◆ **What is required**
Filter the entries, keeping every line with the word "this".

Saved entries

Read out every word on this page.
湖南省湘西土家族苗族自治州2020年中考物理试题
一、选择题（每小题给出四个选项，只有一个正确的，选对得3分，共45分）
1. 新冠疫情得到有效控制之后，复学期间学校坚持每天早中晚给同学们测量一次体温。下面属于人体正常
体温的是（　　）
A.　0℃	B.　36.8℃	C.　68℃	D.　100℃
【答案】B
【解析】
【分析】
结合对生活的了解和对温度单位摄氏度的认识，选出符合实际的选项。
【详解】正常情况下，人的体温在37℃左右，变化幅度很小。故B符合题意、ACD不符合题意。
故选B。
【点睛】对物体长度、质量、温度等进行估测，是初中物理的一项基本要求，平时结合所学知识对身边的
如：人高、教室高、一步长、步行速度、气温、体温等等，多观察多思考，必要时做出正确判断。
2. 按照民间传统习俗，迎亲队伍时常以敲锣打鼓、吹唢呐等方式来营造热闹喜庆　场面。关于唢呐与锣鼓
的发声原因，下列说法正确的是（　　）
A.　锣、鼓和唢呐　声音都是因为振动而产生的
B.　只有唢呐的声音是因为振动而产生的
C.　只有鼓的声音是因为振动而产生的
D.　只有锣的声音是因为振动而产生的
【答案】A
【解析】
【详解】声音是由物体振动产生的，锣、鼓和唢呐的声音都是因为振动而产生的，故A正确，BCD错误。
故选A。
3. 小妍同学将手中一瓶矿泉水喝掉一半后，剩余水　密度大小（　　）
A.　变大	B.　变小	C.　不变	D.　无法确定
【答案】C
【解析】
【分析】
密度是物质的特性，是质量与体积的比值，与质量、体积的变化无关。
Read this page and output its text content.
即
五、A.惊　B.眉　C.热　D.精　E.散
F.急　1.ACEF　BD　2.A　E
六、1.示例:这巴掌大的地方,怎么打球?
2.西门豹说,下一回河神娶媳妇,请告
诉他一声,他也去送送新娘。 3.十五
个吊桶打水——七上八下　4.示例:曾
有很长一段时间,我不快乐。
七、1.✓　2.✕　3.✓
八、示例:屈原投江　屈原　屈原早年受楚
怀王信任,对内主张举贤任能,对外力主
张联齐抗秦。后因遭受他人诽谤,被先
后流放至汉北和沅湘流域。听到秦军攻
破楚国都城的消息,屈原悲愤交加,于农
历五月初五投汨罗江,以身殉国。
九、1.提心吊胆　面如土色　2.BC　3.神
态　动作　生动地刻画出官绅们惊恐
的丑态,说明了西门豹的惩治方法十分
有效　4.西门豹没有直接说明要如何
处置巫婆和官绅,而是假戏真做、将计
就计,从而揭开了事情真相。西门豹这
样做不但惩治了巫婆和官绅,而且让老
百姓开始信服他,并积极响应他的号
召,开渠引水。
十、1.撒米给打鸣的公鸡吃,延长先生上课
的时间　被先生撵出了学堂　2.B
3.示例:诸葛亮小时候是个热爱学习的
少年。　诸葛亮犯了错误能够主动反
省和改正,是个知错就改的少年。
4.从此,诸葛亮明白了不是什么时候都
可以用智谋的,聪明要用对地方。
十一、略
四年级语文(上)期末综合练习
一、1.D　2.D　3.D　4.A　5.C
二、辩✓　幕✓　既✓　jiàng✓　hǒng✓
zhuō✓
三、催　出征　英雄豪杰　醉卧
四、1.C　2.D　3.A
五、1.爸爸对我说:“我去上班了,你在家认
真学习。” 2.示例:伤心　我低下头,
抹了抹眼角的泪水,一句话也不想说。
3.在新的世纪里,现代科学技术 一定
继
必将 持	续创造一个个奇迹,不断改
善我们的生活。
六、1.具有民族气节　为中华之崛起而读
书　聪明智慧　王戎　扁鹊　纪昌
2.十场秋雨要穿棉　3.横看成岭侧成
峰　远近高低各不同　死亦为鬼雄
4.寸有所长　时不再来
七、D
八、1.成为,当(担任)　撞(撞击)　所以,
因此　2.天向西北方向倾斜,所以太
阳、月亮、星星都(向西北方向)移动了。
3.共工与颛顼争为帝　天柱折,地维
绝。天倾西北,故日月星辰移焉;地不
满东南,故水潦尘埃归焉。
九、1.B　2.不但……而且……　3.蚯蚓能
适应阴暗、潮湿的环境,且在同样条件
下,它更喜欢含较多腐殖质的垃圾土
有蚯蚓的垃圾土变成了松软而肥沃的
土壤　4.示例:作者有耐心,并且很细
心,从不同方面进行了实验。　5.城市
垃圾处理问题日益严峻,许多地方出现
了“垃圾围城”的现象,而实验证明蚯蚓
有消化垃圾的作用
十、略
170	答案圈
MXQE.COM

◆ **Full answer**
Read out every word on this page.
Read this page and output its text content.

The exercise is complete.